Prompt.
Quote the whole listing word for word. Do not include the pictures.

Records from a data collection
———

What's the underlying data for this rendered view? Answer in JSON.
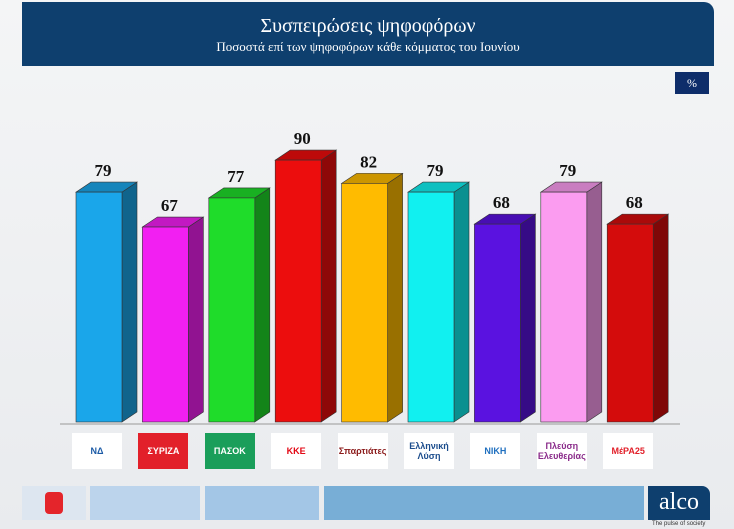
{
  "chart_data": {
    "type": "bar",
    "title": "Συσπειρώσεις ψηφοφόρων",
    "subtitle": "Ποσοστά επί των ψηφοφόρων κάθε κόμματος του Ιουνίου",
    "unit_badge": "%",
    "categories": [
      "ΝΔ",
      "ΣΥΡΙΖΑ",
      "ΠΑΣΟΚ",
      "ΚΚΕ",
      "Σπαρτιάτες",
      "Ελληνική Λύση",
      "ΝΙΚΗ",
      "Πλεύση Ελευθερίας",
      "ΜέΡΑ25"
    ],
    "values": [
      79,
      67,
      77,
      90,
      82,
      79,
      68,
      79,
      68
    ],
    "colors": [
      "#1aa6ea",
      "#f21ff2",
      "#1fdc2a",
      "#ec0d0d",
      "#ffbb00",
      "#11f0f0",
      "#5a12e0",
      "#fb9cf0",
      "#d40c0c"
    ],
    "ylim": [
      0,
      100
    ],
    "grid": false,
    "data_labels": true
  },
  "logos": [
    "ΝΔ",
    "ΣΥΡΙΖΑ",
    "ΠΑΣΟΚ",
    "ΚΚΕ",
    "Σπαρτιάτες",
    "Ελληνική Λύση",
    "ΝΙΚΗ",
    "Πλεύση Ελευθερίας",
    "ΜέΡΑ25"
  ],
  "footer": {
    "brand": "alco",
    "tagline": "The pulse of society",
    "left_logo": "Alpha"
  }
}
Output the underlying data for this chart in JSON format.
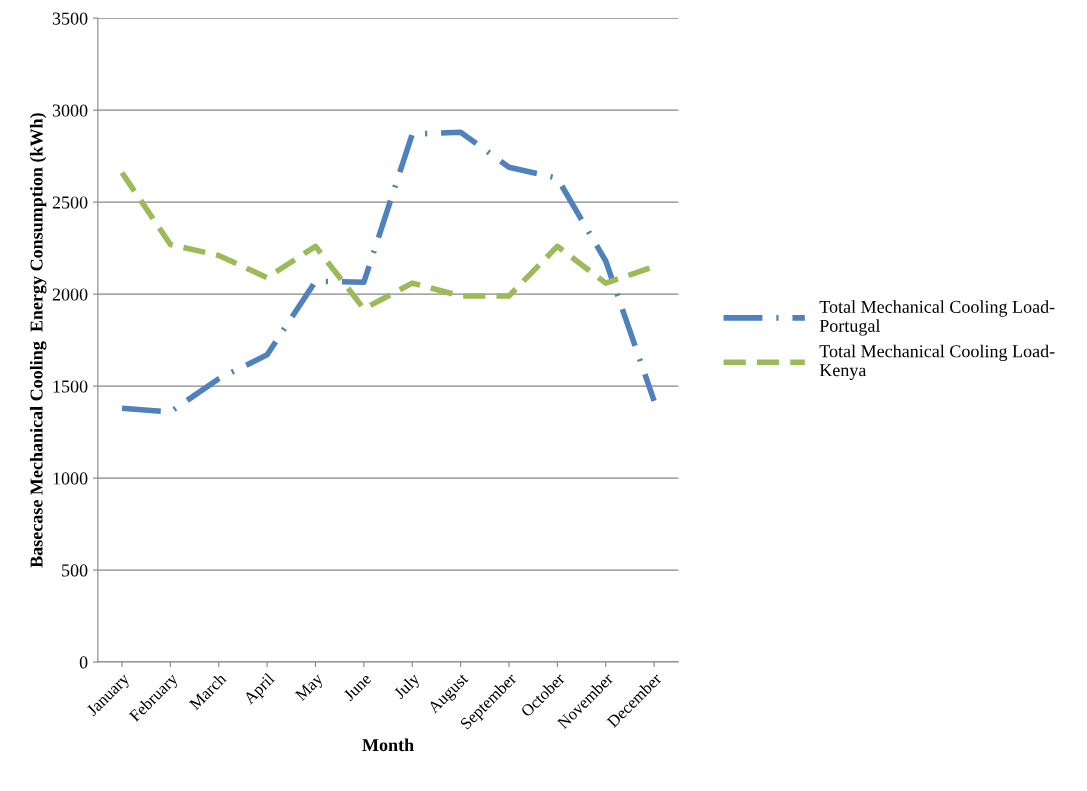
{
  "chart_data": {
    "type": "line",
    "xlabel": "Month",
    "ylabel": "Basecase Mechanical Cooling  Energy Consumption (kWh)",
    "categories": [
      "January",
      "February",
      "March",
      "April",
      "May",
      "June",
      "July",
      "August",
      "September",
      "October",
      "November",
      "December"
    ],
    "series": [
      {
        "name": "Total Mechanical Cooling Load-Portugal",
        "color": "#4f81bd",
        "line_style": "dashdot",
        "values": [
          1380,
          1360,
          1540,
          1670,
          2070,
          2065,
          2870,
          2880,
          2690,
          2630,
          2180,
          1420
        ]
      },
      {
        "name": "Total Mechanical Cooling Load-Kenya",
        "color": "#9bbb59",
        "line_style": "dashed",
        "values": [
          2660,
          2270,
          2210,
          2090,
          2260,
          1920,
          2060,
          1990,
          1990,
          2260,
          2060,
          2150
        ]
      }
    ],
    "ylim": [
      0,
      3500
    ],
    "yticks": [
      0,
      500,
      1000,
      1500,
      2000,
      2500,
      3000,
      3500
    ],
    "grid": "y",
    "legend": "right",
    "marker": "none"
  }
}
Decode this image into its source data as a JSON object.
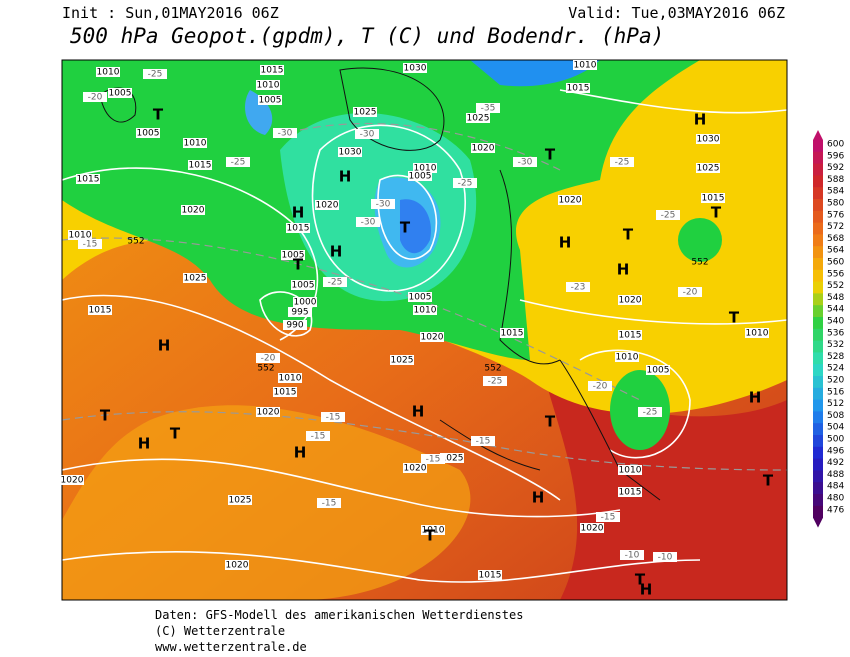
{
  "header": {
    "init": "Init : Sun,01MAY2016 06Z",
    "valid": "Valid: Tue,03MAY2016 06Z",
    "title": "500 hPa Geopot.(gpdm), T (C) und Bodendr. (hPa)"
  },
  "colorbar": {
    "labels": [
      600,
      596,
      592,
      588,
      584,
      580,
      576,
      572,
      568,
      564,
      560,
      556,
      552,
      548,
      544,
      540,
      536,
      532,
      528,
      524,
      520,
      516,
      512,
      508,
      504,
      500,
      496,
      492,
      488,
      484,
      480,
      476
    ]
  },
  "map": {
    "labels": [
      "1010",
      "1005",
      "1015",
      "1010",
      "1005",
      "1030",
      "1010",
      "1015",
      "1025",
      "1025",
      "1005",
      "1010",
      "1020",
      "1030",
      "1015",
      "1010",
      "1005",
      "1015",
      "1020",
      "1020",
      "1030",
      "1025",
      "1015",
      "1020",
      "1015",
      "1010",
      "1005",
      "1025",
      "1005",
      "1000",
      "995",
      "990",
      "1015",
      "1005",
      "1010",
      "1020",
      "1015",
      "1020",
      "1015",
      "1010",
      "1025",
      "1010",
      "1005",
      "1010",
      "1015",
      "1020",
      "1020",
      "1025",
      "1010",
      "1015",
      "1020",
      "1025",
      "1020",
      "1010",
      "1020",
      "1015",
      "-25",
      "-20",
      "-35",
      "-30",
      "-30",
      "-25",
      "-25",
      "-30",
      "-25",
      "-30",
      "-30",
      "-25",
      "-15",
      "-25",
      "-23",
      "-20",
      "-20",
      "-25",
      "-20",
      "-25",
      "-15",
      "-15",
      "-15",
      "-15",
      "-15",
      "-15",
      "-10",
      "-10",
      "T",
      "H",
      "T",
      "H",
      "H",
      "T",
      "T",
      "H",
      "H",
      "T",
      "H",
      "T",
      "H",
      "T",
      "T",
      "H",
      "T",
      "H",
      "H",
      "T",
      "H",
      "T",
      "T",
      "H",
      "T",
      "H",
      "552",
      "552",
      "552",
      "552"
    ]
  },
  "footer": {
    "lines": [
      "Daten: GFS-Modell des amerikanischen Wetterdienstes",
      "(C) Wetterzentrale",
      "www.wetterzentrale.de"
    ]
  }
}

———

Answer for this exercise.
What's the underlying data for this rendered view? Answer in JSON.
{
  "chart_data": {
    "type": "bar",
    "title": "Συσπειρώσεις ψηφοφόρων",
    "subtitle": "Ποσοστά επί των ψηφοφόρων κάθε κόμματος του Ιουνίου",
    "unit_badge": "%",
    "categories": [
      "ΝΔ",
      "ΣΥΡΙΖΑ",
      "ΠΑΣΟΚ",
      "ΚΚΕ",
      "Σπαρτιάτες",
      "Ελληνική Λύση",
      "ΝΙΚΗ",
      "Πλεύση Ελευθερίας",
      "ΜέΡΑ25"
    ],
    "values": [
      79,
      67,
      77,
      90,
      82,
      79,
      68,
      79,
      68
    ],
    "colors": [
      "#1aa6ea",
      "#f21ff2",
      "#1fdc2a",
      "#ec0d0d",
      "#ffbb00",
      "#11f0f0",
      "#5a12e0",
      "#fb9cf0",
      "#d40c0c"
    ],
    "ylim": [
      0,
      100
    ],
    "grid": false,
    "data_labels": true
  },
  "logos": [
    "ΝΔ",
    "ΣΥΡΙΖΑ",
    "ΠΑΣΟΚ",
    "ΚΚΕ",
    "Σπαρτιάτες",
    "Ελληνική Λύση",
    "ΝΙΚΗ",
    "Πλεύση Ελευθερίας",
    "ΜέΡΑ25"
  ],
  "footer": {
    "brand": "alco",
    "tagline": "The pulse of society",
    "left_logo": "Alpha"
  }
}
Output the underlying data for this chart in JSON format.
{
  "chart_data": {
    "type": "line",
    "xlabel": "Month",
    "ylabel": "Basecase Mechanical Cooling  Energy Consumption (kWh)",
    "categories": [
      "January",
      "February",
      "March",
      "April",
      "May",
      "June",
      "July",
      "August",
      "September",
      "October",
      "November",
      "December"
    ],
    "series": [
      {
        "name": "Total Mechanical Cooling Load-Portugal",
        "color": "#4f81bd",
        "line_style": "dashdot",
        "values": [
          1380,
          1360,
          1540,
          1670,
          2070,
          2065,
          2870,
          2880,
          2690,
          2630,
          2180,
          1420
        ]
      },
      {
        "name": "Total Mechanical Cooling Load-Kenya",
        "color": "#9bbb59",
        "line_style": "dashed",
        "values": [
          2660,
          2270,
          2210,
          2090,
          2260,
          1920,
          2060,
          1990,
          1990,
          2260,
          2060,
          2150
        ]
      }
    ],
    "ylim": [
      0,
      3500
    ],
    "yticks": [
      0,
      500,
      1000,
      1500,
      2000,
      2500,
      3000,
      3500
    ],
    "grid": "y",
    "legend": "right",
    "marker": "none"
  }
}
Decode this image into its source data as a JSON object.
{
  "header": {
    "init": "Init : Sun,01MAY2016 06Z",
    "valid": "Valid: Tue,03MAY2016 06Z",
    "title": "500 hPa Geopot.(gpdm), T (C) und Bodendr. (hPa)"
  },
  "colorbar": {
    "labels": [
      600,
      596,
      592,
      588,
      584,
      580,
      576,
      572,
      568,
      564,
      560,
      556,
      552,
      548,
      544,
      540,
      536,
      532,
      528,
      524,
      520,
      516,
      512,
      508,
      504,
      500,
      496,
      492,
      488,
      484,
      480,
      476
    ]
  },
  "map": {
    "labels": [
      "1010",
      "1005",
      "1015",
      "1010",
      "1005",
      "1030",
      "1010",
      "1015",
      "1025",
      "1025",
      "1005",
      "1010",
      "1020",
      "1030",
      "1015",
      "1010",
      "1005",
      "1015",
      "1020",
      "1020",
      "1030",
      "1025",
      "1015",
      "1020",
      "1015",
      "1010",
      "1005",
      "1025",
      "1005",
      "1000",
      "995",
      "990",
      "1015",
      "1005",
      "1010",
      "1020",
      "1015",
      "1020",
      "1015",
      "1010",
      "1025",
      "1010",
      "1005",
      "1010",
      "1015",
      "1020",
      "1020",
      "1025",
      "1010",
      "1015",
      "1020",
      "1025",
      "1020",
      "1010",
      "1020",
      "1015",
      "-25",
      "-20",
      "-35",
      "-30",
      "-30",
      "-25",
      "-25",
      "-30",
      "-25",
      "-30",
      "-30",
      "-25",
      "-15",
      "-25",
      "-23",
      "-20",
      "-20",
      "-25",
      "-20",
      "-25",
      "-15",
      "-15",
      "-15",
      "-15",
      "-15",
      "-15",
      "-10",
      "-10",
      "T",
      "H",
      "T",
      "H",
      "H",
      "T",
      "T",
      "H",
      "H",
      "T",
      "H",
      "T",
      "H",
      "T",
      "T",
      "H",
      "T",
      "H",
      "H",
      "T",
      "H",
      "T",
      "T",
      "H",
      "T",
      "H",
      "552",
      "552",
      "552",
      "552"
    ]
  },
  "footer": {
    "lines": [
      "Daten: GFS-Modell des amerikanischen Wetterdienstes",
      "(C) Wetterzentrale",
      "www.wetterzentrale.de"
    ]
  }
}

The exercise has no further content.